Data to process:

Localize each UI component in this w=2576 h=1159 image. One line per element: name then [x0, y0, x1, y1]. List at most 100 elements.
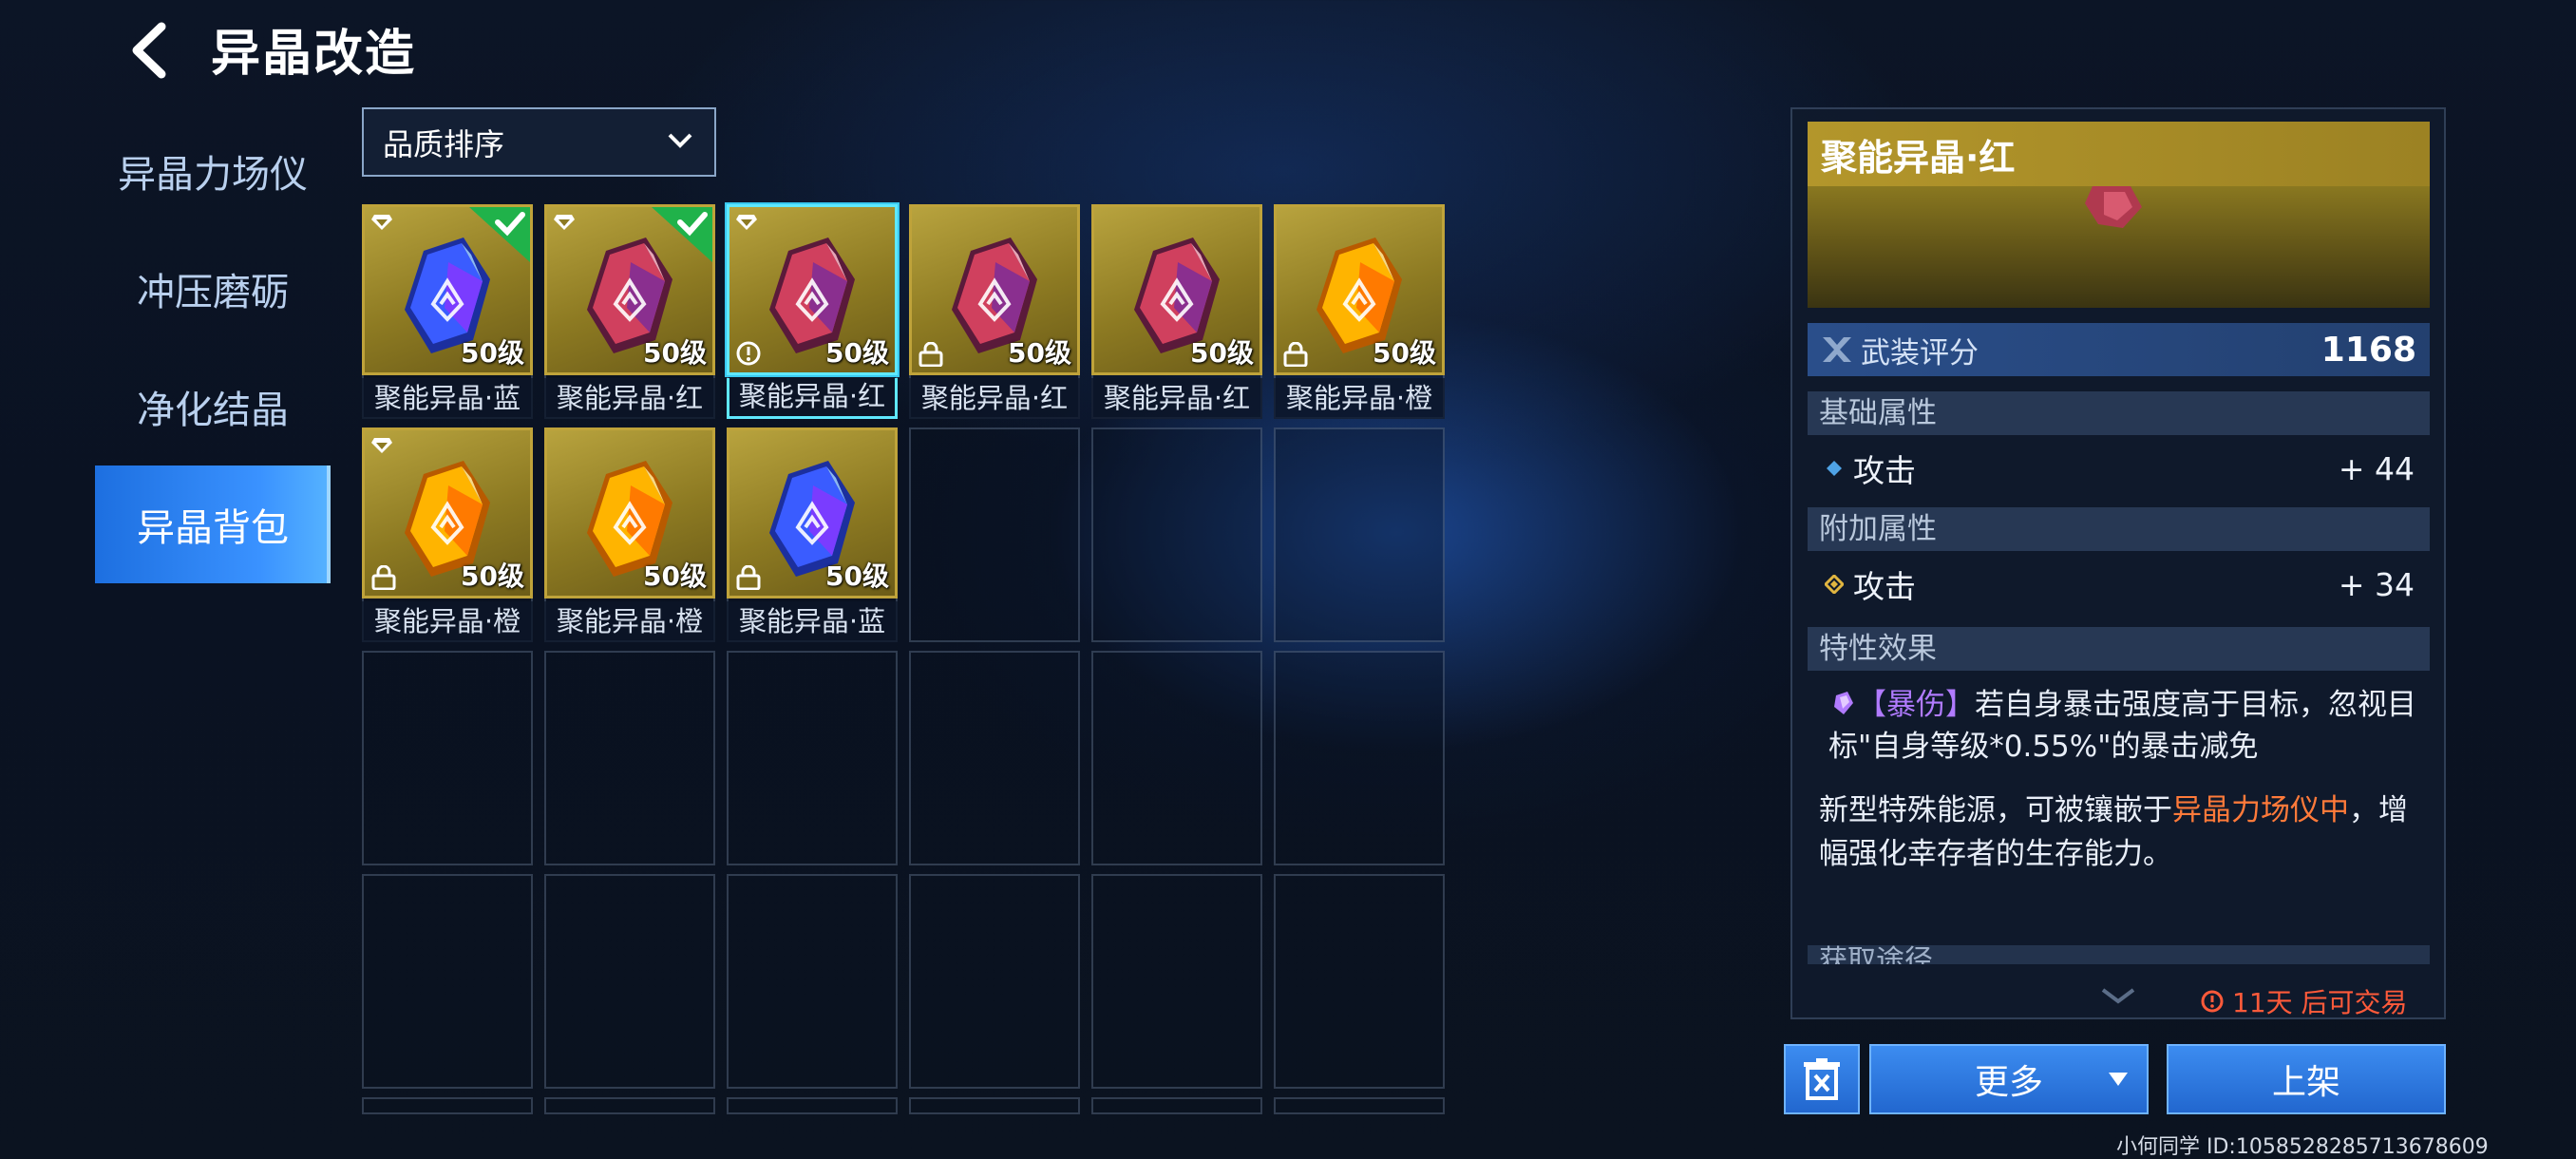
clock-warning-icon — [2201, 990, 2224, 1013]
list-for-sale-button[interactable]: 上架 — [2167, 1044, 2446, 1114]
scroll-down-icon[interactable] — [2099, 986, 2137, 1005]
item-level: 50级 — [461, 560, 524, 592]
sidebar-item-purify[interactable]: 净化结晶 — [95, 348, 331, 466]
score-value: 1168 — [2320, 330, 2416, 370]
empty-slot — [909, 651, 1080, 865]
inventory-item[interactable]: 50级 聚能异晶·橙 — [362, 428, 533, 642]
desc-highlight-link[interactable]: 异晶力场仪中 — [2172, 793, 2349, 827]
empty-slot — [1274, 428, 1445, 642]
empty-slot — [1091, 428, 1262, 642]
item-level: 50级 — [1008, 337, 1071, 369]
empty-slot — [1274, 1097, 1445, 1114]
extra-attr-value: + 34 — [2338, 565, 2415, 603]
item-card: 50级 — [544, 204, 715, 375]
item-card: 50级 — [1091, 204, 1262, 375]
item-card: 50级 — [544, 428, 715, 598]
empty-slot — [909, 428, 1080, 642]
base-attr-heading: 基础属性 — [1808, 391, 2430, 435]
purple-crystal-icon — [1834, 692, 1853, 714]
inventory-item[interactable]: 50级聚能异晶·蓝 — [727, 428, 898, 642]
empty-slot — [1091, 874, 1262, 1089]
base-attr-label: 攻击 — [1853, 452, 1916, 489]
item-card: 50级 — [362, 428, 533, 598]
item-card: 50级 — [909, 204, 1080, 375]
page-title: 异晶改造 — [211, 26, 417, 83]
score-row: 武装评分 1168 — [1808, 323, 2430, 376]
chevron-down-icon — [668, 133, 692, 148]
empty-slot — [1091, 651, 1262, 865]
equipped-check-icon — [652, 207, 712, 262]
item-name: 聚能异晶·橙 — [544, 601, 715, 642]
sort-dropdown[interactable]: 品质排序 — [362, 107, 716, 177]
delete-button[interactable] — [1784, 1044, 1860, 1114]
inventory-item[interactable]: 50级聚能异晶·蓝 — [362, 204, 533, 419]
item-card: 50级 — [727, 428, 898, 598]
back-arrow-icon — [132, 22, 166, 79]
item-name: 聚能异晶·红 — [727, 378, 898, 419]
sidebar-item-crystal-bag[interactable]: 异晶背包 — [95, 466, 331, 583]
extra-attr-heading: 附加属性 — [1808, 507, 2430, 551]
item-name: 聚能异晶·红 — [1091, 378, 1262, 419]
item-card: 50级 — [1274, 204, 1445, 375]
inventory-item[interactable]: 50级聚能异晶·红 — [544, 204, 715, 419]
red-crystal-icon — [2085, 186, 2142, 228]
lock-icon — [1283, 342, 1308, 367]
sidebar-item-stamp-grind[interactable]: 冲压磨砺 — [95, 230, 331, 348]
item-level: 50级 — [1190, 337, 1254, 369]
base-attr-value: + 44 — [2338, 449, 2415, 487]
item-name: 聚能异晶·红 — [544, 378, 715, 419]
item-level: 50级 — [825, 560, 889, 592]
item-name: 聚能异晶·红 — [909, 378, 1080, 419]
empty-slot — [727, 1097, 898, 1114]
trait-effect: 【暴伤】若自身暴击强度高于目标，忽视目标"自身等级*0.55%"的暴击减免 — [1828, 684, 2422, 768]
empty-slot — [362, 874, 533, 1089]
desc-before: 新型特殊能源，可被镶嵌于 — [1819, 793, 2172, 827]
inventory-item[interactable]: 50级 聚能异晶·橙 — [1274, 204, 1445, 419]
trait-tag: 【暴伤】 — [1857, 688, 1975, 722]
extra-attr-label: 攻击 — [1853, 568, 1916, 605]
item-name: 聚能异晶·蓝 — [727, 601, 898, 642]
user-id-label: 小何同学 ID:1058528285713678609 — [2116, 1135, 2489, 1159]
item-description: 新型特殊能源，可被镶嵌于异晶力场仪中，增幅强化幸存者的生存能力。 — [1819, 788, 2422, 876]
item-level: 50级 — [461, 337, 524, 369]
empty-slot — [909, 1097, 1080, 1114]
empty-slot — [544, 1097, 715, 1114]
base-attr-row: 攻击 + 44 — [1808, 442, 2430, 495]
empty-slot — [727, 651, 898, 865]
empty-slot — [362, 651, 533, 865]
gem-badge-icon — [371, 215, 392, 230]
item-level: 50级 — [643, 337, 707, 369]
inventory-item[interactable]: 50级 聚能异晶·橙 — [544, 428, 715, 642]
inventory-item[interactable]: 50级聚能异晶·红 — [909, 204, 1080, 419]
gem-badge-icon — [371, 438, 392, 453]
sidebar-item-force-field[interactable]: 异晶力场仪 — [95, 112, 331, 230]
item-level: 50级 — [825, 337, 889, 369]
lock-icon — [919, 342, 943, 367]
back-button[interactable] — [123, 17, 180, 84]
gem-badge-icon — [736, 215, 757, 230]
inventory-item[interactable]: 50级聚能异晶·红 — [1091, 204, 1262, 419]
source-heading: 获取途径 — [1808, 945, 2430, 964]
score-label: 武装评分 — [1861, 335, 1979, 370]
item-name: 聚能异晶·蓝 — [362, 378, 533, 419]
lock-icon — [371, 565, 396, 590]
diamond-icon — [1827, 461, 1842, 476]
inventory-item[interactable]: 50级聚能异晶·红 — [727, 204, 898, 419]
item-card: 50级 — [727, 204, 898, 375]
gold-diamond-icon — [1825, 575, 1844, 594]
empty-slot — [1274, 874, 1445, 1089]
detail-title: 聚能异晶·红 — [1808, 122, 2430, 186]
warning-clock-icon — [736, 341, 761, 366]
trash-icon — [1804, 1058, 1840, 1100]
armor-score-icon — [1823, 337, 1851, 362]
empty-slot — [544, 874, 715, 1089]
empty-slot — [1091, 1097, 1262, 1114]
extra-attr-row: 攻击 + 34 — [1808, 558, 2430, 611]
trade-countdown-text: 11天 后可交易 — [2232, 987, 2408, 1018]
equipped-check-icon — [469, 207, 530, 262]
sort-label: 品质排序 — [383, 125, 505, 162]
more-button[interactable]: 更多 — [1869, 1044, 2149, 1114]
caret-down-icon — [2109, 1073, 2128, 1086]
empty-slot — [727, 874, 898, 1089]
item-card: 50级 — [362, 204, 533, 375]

What is asked: Transcribe the entries verbatim, beginning at the line that contains "clock-warning-icon — [2201, 990, 2224, 1013]" and continuing through the line that contains "sort-dropdown[interactable]: 品质排序 —", with both of those lines included.

Task answer:
clock-warning-icon — [2201, 990, 2224, 1013]
list-for-sale-button[interactable]: 上架 — [2167, 1044, 2446, 1114]
scroll-down-icon[interactable] — [2099, 986, 2137, 1005]
item-level: 50级 — [461, 560, 524, 592]
sidebar-item-purify[interactable]: 净化结晶 — [95, 348, 331, 466]
score-value: 1168 — [2320, 330, 2416, 370]
empty-slot — [909, 651, 1080, 865]
inventory-item[interactable]: 50级 聚能异晶·橙 — [362, 428, 533, 642]
desc-highlight-link[interactable]: 异晶力场仪中 — [2172, 793, 2349, 827]
empty-slot — [1274, 428, 1445, 642]
empty-slot — [1091, 428, 1262, 642]
item-level: 50级 — [1008, 337, 1071, 369]
empty-slot — [1274, 1097, 1445, 1114]
extra-attr-value: + 34 — [2338, 565, 2415, 603]
item-card: 50级 — [544, 204, 715, 375]
item-card: 50级 — [1091, 204, 1262, 375]
item-card: 50级 — [544, 428, 715, 598]
empty-slot — [909, 428, 1080, 642]
base-attr-heading: 基础属性 — [1808, 391, 2430, 435]
purple-crystal-icon — [1834, 692, 1853, 714]
inventory-item[interactable]: 50级聚能异晶·蓝 — [727, 428, 898, 642]
empty-slot — [1091, 874, 1262, 1089]
base-attr-label: 攻击 — [1853, 452, 1916, 489]
item-card: 50级 — [362, 428, 533, 598]
item-card: 50级 — [909, 204, 1080, 375]
page-title: 异晶改造 — [211, 26, 417, 83]
score-row: 武装评分 1168 — [1808, 323, 2430, 376]
chevron-down-icon — [668, 133, 692, 148]
empty-slot — [1091, 651, 1262, 865]
equipped-check-icon — [652, 207, 712, 262]
item-name: 聚能异晶·橙 — [544, 601, 715, 642]
sort-dropdown[interactable]: 品质排序 — [362, 107, 716, 177]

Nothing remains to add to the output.